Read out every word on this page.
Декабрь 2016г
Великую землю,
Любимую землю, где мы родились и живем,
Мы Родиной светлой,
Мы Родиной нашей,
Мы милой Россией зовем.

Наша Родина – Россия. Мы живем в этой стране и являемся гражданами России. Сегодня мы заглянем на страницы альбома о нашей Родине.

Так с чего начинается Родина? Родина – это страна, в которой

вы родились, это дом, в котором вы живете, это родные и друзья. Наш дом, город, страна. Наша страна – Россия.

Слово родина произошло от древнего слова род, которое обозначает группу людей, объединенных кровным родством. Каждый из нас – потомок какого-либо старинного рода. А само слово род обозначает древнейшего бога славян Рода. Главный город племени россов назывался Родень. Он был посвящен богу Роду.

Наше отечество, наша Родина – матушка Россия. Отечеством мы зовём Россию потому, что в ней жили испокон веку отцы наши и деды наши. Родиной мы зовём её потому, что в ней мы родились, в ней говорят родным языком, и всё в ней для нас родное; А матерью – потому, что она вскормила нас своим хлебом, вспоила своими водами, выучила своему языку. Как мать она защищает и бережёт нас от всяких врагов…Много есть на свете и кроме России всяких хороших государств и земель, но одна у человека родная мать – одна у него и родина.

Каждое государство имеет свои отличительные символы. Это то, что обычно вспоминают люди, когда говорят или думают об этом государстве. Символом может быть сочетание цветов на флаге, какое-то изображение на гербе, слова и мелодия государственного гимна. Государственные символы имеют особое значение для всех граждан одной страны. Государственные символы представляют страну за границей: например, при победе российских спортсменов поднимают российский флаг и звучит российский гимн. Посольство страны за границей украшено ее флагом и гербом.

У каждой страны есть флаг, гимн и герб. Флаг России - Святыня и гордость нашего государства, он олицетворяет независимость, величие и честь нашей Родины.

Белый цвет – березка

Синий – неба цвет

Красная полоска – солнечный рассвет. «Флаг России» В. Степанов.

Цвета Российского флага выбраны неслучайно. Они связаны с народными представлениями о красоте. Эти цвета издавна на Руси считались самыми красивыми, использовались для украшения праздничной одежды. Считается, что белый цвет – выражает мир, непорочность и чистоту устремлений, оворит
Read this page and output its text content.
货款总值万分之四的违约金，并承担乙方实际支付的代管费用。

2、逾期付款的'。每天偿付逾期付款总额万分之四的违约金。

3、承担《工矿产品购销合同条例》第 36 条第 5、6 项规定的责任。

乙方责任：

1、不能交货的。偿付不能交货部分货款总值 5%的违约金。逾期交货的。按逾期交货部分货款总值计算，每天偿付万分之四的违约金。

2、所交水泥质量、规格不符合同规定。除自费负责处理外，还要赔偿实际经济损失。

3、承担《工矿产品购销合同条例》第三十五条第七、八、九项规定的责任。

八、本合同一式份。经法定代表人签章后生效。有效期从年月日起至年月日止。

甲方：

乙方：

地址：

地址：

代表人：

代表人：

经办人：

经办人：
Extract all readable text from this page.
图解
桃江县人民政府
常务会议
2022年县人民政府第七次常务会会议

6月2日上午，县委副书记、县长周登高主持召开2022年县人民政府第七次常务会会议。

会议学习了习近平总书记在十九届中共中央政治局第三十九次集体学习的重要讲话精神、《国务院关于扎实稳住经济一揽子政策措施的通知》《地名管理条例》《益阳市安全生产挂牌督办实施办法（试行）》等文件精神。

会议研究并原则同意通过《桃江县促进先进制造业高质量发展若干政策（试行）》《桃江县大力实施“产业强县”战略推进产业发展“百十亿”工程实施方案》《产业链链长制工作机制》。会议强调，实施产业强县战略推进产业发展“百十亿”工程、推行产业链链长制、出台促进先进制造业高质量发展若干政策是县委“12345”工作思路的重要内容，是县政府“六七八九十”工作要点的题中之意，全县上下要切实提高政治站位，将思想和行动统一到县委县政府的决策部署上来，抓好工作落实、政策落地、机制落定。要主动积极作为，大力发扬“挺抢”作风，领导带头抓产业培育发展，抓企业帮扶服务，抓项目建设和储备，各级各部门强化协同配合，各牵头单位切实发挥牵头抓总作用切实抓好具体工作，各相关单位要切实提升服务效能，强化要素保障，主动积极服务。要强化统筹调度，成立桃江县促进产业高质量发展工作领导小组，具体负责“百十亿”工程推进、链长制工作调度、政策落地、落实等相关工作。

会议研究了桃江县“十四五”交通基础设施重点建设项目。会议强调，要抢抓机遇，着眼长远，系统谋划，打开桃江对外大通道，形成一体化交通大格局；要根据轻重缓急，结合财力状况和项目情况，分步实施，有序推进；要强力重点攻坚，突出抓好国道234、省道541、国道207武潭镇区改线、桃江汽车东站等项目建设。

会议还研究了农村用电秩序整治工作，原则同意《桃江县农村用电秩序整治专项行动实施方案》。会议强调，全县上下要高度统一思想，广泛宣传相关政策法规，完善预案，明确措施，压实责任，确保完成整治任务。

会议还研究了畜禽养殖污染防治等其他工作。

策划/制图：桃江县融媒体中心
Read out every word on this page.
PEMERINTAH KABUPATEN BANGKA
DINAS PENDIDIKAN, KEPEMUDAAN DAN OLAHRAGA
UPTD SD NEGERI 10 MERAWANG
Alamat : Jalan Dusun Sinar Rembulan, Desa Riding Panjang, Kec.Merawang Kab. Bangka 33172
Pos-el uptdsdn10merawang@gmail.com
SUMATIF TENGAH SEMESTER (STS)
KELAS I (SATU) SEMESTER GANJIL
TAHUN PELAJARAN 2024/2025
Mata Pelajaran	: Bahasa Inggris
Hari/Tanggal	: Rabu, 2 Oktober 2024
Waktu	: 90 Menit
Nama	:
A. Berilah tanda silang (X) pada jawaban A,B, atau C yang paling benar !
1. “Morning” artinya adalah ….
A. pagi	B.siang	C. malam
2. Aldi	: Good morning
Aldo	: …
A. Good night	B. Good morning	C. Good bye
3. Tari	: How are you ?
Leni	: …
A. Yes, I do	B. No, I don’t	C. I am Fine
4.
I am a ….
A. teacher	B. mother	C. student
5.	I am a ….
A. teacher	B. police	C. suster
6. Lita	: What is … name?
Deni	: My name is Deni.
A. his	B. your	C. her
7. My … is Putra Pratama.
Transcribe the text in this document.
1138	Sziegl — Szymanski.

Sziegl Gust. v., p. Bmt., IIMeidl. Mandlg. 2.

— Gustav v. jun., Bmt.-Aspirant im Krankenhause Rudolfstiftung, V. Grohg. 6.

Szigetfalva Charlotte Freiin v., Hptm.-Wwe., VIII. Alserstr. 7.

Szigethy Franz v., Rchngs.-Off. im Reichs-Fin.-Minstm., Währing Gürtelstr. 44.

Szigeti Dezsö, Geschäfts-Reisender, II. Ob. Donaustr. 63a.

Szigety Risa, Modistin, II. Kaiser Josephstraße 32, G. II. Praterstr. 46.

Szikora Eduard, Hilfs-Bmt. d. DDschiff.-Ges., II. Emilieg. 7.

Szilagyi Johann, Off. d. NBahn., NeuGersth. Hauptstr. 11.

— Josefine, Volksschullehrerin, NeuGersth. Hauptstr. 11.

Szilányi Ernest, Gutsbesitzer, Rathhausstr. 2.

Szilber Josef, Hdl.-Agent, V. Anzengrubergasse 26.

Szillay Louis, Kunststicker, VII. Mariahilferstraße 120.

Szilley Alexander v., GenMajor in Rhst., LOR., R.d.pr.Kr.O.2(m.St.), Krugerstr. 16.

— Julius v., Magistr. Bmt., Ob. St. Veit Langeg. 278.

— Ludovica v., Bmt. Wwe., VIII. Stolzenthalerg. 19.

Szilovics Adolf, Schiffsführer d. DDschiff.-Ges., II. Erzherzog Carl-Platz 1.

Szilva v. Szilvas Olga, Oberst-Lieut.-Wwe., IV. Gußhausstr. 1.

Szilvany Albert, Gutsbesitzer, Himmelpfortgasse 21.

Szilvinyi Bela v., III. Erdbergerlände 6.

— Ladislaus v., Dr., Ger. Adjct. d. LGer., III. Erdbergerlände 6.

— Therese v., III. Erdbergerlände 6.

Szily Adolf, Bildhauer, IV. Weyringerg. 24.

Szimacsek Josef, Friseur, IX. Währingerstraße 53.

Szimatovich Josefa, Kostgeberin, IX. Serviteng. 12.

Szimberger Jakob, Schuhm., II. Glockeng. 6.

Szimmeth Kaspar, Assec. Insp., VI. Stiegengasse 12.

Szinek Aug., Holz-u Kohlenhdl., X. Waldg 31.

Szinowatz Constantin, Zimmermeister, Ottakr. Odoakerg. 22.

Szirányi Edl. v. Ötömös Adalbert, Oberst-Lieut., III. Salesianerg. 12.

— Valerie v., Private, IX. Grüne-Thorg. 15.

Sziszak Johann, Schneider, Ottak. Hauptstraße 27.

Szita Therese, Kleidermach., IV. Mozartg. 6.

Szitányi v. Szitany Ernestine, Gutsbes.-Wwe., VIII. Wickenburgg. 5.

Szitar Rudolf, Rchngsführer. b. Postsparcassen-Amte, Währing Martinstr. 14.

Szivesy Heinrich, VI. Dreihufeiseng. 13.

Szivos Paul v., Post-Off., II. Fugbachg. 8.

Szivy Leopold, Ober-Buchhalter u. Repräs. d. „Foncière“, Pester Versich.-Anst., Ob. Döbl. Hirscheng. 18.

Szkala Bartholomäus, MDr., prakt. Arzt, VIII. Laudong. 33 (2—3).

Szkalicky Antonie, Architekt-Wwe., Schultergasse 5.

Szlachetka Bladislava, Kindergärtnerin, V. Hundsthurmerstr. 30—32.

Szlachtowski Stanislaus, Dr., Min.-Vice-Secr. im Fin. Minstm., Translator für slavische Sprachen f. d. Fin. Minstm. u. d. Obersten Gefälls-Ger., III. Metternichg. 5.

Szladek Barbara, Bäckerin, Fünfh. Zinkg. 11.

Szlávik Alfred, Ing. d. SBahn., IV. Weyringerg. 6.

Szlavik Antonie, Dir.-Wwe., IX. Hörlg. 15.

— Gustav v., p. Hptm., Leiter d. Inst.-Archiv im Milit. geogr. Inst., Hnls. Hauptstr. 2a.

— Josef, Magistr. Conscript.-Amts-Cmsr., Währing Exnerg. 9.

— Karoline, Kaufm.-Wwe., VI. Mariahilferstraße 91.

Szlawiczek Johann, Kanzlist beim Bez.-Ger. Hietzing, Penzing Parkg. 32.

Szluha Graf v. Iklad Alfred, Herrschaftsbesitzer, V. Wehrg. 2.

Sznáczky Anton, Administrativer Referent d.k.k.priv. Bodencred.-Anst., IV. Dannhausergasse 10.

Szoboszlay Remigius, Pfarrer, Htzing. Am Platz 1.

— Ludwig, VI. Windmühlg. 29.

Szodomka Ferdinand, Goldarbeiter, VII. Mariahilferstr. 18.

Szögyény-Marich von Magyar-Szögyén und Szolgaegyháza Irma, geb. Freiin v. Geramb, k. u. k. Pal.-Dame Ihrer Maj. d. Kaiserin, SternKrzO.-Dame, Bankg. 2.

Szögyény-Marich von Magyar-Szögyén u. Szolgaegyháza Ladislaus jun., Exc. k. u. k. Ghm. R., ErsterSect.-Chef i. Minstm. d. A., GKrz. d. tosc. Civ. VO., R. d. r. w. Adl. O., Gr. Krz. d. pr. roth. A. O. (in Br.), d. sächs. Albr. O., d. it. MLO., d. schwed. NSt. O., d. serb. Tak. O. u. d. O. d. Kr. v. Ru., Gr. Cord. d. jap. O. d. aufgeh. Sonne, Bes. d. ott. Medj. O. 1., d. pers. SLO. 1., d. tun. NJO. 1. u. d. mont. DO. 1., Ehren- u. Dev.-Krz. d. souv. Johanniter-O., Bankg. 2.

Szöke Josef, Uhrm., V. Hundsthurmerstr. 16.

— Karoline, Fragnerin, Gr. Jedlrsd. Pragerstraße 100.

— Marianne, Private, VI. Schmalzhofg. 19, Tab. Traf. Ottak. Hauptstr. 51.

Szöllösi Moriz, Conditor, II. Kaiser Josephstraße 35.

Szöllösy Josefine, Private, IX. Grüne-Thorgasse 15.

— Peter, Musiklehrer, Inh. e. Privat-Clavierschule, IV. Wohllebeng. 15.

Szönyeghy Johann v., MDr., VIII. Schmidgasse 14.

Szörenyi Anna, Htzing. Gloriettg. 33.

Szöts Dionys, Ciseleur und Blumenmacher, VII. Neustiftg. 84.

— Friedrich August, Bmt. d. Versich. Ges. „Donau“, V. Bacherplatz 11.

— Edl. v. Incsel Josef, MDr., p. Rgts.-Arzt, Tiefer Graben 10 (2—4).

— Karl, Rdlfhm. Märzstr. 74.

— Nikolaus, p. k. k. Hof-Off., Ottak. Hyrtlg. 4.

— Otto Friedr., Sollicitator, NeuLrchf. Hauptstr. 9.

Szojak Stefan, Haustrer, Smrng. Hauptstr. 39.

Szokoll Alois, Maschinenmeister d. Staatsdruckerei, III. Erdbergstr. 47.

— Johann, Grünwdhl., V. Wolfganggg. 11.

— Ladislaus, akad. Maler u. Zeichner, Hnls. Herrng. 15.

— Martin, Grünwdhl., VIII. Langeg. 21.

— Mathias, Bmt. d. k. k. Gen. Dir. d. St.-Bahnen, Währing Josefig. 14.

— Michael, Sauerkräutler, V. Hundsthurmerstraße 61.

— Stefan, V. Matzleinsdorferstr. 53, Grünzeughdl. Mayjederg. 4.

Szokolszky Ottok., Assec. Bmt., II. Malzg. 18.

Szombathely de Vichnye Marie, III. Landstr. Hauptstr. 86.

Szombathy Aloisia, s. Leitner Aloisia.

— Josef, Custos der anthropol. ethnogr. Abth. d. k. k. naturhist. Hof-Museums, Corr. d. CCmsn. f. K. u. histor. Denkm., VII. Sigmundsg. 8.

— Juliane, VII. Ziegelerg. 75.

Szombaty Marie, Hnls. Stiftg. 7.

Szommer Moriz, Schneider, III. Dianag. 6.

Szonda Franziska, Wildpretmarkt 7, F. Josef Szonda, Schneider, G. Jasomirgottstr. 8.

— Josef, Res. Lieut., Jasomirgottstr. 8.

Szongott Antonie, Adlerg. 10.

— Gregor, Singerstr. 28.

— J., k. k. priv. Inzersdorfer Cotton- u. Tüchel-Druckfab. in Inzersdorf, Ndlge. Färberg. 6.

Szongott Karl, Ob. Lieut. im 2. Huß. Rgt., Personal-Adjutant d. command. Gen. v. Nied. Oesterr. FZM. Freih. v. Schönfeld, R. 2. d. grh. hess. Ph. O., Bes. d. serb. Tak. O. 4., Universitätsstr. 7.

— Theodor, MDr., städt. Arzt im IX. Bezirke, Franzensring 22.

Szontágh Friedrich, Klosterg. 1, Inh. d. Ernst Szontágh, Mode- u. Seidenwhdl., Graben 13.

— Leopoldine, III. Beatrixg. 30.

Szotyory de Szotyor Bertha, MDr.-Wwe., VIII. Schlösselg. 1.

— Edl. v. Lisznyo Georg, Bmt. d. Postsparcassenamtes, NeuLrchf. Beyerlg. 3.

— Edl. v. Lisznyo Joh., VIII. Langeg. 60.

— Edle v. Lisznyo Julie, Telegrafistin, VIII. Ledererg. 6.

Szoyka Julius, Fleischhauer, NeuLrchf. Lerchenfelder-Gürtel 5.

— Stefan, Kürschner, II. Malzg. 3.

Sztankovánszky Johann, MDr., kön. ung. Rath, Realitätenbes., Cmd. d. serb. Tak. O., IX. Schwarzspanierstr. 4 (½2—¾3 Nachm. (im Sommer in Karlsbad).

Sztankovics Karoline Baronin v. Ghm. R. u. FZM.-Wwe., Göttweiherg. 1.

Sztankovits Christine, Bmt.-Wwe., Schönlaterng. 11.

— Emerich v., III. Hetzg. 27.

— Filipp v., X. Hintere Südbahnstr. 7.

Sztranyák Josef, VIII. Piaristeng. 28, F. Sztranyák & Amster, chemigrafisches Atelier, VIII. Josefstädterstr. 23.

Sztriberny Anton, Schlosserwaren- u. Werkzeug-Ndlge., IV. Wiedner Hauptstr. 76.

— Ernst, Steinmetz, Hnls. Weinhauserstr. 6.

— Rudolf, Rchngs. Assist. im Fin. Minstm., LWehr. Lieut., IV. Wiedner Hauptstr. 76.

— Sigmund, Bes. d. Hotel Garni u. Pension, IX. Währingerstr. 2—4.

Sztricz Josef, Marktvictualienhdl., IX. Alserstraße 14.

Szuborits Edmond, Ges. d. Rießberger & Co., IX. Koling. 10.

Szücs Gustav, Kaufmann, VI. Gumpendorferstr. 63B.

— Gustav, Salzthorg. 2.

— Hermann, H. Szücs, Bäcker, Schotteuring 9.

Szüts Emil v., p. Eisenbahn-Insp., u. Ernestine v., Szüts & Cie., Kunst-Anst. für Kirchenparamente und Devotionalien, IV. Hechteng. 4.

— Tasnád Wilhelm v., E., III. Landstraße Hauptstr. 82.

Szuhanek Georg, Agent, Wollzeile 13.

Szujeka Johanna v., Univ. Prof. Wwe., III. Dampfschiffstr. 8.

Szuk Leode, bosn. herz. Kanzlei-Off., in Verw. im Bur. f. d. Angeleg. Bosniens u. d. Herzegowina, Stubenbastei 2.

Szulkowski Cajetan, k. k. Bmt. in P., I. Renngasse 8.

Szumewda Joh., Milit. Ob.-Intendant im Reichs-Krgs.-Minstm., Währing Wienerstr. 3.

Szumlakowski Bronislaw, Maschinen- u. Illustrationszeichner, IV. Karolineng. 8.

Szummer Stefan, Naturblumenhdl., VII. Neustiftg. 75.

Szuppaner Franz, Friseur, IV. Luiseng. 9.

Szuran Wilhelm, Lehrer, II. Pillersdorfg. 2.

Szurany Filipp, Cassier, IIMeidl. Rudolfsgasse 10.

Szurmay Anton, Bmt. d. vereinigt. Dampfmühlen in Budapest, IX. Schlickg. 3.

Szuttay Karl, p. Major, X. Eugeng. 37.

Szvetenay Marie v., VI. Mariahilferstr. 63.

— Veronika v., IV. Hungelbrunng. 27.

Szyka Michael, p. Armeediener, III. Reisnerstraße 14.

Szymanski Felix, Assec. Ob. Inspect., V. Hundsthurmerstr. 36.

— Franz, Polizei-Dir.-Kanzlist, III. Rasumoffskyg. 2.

----

**Prompt**
Gather each line in the data that holds the string "Adolf".

**Answer in full**
Szilovics Adolf, Schiffsführer d. DDschiff.-Ges., II. Erzherzog Carl-Platz 1.
Szily Adolf, Bildhauer, IV. Weyringerg. 24.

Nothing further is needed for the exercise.